#### [Exercise description]
Go through the listing below and list every line with "this".

#### [Source data]
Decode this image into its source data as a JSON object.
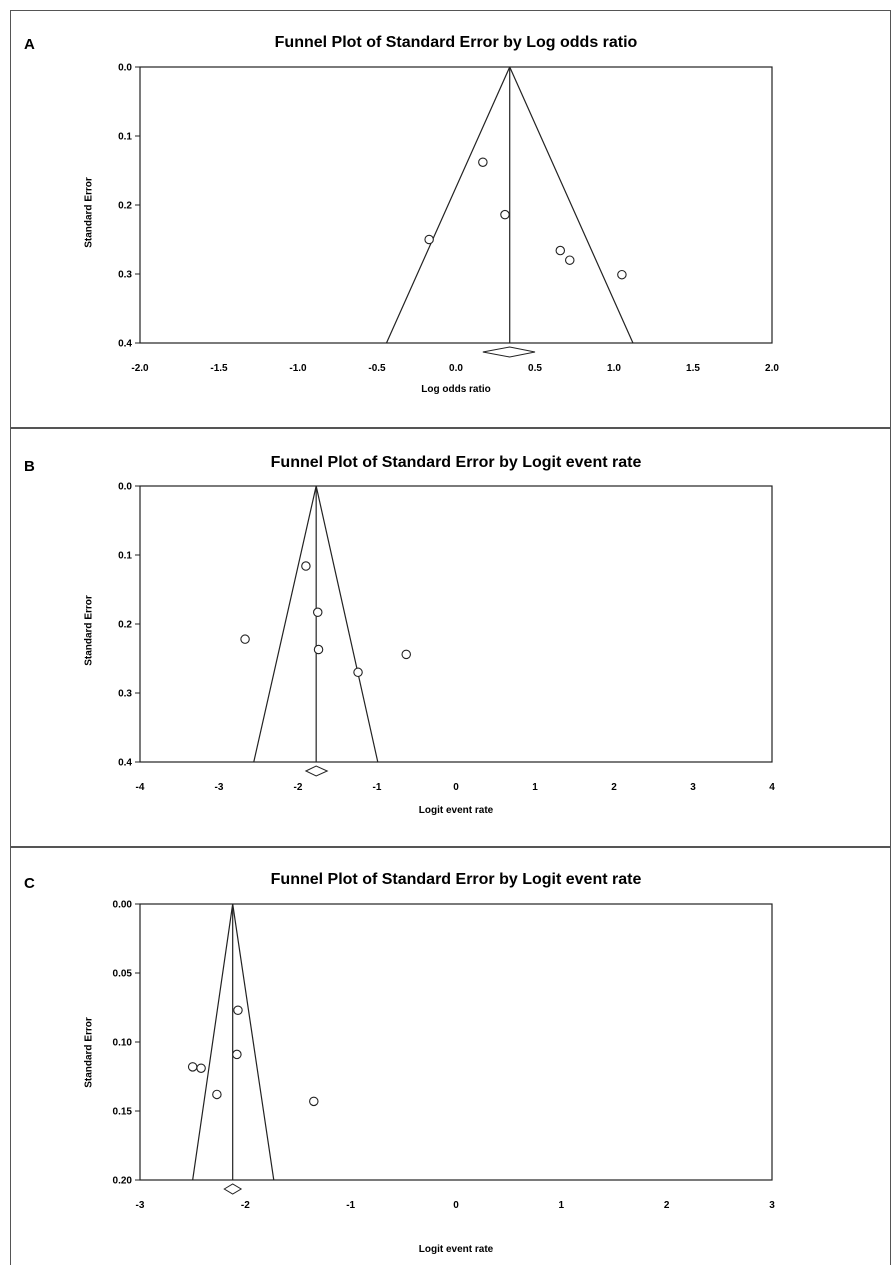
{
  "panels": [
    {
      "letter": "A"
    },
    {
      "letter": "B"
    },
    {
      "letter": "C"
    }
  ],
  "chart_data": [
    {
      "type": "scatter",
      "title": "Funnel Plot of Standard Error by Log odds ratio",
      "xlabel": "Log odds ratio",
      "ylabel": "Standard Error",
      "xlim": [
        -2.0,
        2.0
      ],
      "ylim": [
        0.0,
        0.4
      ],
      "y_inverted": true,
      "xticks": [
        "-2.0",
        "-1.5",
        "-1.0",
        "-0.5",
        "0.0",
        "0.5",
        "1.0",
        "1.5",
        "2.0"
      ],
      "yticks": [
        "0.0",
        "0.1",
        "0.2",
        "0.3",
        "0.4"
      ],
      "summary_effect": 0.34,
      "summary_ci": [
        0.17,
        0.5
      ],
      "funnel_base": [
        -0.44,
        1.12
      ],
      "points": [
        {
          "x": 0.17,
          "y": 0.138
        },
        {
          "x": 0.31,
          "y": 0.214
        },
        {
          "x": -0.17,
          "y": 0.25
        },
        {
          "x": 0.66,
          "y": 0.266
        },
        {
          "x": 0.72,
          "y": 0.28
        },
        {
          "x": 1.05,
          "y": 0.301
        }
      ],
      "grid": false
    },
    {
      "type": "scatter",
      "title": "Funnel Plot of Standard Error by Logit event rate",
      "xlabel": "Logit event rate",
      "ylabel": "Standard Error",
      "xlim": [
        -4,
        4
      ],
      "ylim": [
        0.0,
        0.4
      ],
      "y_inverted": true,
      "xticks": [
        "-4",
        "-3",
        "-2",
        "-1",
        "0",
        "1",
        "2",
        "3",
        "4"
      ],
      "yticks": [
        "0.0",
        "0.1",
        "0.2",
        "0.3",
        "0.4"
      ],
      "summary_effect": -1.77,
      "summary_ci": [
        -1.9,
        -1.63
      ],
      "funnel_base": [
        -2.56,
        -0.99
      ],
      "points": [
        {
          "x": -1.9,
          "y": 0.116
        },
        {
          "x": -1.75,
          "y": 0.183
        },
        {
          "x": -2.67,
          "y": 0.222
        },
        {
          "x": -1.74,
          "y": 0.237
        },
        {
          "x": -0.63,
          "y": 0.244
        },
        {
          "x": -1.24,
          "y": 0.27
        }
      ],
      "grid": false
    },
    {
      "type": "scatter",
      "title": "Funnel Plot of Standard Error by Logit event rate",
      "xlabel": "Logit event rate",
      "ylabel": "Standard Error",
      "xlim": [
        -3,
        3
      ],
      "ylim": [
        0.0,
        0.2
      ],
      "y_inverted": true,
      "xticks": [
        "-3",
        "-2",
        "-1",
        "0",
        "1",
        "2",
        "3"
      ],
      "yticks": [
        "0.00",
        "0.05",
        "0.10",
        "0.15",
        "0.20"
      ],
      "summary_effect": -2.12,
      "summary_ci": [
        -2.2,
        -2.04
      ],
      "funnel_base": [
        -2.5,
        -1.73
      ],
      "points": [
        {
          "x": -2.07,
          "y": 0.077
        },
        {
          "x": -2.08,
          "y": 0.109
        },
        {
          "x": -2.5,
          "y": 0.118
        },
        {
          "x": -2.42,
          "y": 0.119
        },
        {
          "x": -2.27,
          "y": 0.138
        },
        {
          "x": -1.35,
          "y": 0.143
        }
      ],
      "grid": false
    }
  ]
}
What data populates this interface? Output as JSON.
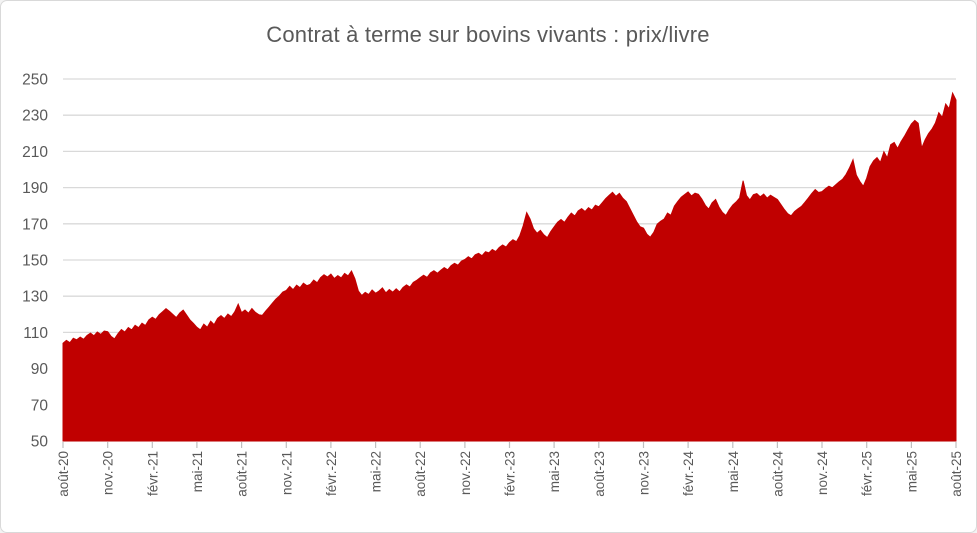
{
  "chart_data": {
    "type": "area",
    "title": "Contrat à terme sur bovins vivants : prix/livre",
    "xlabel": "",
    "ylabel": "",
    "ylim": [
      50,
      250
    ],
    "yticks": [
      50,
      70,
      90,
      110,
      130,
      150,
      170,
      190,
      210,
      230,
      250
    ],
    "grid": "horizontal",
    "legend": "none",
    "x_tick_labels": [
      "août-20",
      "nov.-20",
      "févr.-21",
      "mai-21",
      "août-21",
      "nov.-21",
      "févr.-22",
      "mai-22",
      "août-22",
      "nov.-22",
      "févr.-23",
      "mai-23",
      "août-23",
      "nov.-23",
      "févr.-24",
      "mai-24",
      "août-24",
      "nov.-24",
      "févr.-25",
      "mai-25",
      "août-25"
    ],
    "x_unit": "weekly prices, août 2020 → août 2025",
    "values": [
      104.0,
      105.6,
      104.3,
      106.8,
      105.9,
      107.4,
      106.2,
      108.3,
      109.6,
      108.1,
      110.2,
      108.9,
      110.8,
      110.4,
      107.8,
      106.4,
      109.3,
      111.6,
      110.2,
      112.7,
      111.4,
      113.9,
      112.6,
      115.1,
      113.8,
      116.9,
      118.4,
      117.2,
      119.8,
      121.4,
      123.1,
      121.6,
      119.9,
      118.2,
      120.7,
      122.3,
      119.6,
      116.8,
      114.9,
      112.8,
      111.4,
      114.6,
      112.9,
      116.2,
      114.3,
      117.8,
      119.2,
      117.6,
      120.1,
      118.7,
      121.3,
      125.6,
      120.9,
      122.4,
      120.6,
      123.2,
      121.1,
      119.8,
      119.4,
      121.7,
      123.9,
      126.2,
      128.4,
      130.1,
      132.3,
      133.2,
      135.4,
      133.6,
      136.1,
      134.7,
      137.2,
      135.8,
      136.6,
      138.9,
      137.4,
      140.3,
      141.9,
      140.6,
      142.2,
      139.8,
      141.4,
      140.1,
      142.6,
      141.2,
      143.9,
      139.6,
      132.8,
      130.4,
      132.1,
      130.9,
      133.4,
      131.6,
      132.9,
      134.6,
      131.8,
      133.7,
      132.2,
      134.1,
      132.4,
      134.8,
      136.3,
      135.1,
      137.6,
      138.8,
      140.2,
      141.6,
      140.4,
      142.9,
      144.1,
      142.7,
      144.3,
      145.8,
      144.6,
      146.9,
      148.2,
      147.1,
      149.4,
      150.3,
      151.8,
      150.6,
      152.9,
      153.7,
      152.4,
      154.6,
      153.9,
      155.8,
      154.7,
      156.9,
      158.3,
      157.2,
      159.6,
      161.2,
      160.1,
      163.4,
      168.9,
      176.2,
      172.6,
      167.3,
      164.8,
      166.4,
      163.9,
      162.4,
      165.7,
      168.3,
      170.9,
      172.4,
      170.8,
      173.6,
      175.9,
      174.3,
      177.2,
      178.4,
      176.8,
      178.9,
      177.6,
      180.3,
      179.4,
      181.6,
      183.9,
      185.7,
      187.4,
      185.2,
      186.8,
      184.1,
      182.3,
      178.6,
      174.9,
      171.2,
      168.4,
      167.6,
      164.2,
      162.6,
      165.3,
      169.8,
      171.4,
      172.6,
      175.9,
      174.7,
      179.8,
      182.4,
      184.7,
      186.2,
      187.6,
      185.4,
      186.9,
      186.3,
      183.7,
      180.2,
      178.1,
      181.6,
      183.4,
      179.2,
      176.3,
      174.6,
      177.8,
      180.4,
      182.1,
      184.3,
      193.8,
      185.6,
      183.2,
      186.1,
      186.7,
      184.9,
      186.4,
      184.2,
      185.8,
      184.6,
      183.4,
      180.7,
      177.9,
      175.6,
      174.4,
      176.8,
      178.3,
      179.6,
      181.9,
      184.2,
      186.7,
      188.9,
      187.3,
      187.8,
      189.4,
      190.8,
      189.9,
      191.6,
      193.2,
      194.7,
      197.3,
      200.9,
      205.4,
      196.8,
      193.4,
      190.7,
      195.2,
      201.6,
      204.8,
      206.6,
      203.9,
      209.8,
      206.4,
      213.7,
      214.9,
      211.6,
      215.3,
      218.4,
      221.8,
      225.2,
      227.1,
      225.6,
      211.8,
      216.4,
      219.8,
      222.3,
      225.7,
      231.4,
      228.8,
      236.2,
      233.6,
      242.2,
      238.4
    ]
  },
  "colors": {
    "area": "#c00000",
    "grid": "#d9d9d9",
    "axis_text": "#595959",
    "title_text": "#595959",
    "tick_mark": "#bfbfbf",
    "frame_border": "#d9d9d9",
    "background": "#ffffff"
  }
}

#### [Task result]
Decode this image into its source data as a JSON object.
What data populates this interface? Output as JSON.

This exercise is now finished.